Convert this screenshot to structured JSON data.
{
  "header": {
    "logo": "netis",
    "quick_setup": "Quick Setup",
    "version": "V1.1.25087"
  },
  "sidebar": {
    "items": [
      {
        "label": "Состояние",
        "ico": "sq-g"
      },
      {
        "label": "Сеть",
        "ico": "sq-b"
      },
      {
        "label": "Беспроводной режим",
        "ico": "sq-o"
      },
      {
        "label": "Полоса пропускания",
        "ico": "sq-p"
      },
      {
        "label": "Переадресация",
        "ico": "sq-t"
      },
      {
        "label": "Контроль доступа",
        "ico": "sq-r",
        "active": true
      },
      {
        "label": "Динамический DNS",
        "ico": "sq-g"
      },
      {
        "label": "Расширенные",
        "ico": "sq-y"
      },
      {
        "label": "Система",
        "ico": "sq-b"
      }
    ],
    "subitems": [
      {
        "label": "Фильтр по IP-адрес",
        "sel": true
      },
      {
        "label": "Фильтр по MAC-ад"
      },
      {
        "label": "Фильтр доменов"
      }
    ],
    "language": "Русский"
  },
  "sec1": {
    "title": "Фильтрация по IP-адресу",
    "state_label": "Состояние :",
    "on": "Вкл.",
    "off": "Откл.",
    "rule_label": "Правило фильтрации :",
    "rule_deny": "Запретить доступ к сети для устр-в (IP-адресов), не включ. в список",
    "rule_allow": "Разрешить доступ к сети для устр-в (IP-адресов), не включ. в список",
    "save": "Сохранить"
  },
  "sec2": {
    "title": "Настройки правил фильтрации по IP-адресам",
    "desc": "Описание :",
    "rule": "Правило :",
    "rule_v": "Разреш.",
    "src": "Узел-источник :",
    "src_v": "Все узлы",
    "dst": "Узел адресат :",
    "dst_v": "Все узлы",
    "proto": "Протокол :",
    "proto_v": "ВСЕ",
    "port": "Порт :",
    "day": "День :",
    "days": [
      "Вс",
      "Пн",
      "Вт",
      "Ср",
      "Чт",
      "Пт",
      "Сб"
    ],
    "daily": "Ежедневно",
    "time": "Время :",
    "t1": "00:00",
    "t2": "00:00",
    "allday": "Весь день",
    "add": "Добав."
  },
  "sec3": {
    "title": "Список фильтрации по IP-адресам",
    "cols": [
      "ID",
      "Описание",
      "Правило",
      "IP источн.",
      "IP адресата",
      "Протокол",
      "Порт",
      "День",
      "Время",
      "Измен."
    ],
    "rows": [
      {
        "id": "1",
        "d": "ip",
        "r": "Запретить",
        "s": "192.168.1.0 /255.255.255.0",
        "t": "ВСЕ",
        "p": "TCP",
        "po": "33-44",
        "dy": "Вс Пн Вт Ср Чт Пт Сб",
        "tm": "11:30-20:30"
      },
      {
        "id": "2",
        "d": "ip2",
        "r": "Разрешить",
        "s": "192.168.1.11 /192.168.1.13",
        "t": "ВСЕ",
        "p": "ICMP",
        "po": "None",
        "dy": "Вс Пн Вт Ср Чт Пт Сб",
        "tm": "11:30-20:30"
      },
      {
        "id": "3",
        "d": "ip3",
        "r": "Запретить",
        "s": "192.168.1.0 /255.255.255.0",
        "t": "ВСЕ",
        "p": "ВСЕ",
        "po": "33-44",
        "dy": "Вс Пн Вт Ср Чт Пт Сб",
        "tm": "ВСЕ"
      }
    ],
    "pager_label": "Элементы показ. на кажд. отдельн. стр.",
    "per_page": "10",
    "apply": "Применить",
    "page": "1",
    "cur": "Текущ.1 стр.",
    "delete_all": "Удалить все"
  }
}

### Goal of the exercise
In how many lines does the word "Разрешить" appear? Respond with the number alone.

### Task output
2